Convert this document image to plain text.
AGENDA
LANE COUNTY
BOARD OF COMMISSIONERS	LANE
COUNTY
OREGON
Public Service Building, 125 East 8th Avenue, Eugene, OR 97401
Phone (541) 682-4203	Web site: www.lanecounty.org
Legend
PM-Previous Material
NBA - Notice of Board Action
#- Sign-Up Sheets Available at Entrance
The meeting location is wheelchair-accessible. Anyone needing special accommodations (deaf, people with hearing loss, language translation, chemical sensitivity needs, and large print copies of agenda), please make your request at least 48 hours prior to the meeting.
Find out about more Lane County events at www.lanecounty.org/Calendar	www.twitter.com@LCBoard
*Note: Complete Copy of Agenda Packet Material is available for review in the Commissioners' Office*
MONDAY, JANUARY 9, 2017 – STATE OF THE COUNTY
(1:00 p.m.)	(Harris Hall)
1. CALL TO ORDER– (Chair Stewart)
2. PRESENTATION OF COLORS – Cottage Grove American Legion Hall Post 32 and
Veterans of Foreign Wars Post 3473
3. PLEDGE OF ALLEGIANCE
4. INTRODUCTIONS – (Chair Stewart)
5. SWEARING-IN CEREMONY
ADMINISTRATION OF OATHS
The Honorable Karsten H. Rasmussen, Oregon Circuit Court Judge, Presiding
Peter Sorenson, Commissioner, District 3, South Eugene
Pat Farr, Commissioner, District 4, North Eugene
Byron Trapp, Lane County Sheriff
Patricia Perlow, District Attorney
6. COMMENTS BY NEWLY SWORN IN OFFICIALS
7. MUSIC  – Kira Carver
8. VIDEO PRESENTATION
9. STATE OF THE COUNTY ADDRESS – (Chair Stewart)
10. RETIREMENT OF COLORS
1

++++

- _Short exercise_
Copy out each line that contains the word "PRESENTATION".

- _Full response_
2. PRESENTATION OF COLORS – Cottage Grove American Legion Hall Post 32 and
8. VIDEO PRESENTATION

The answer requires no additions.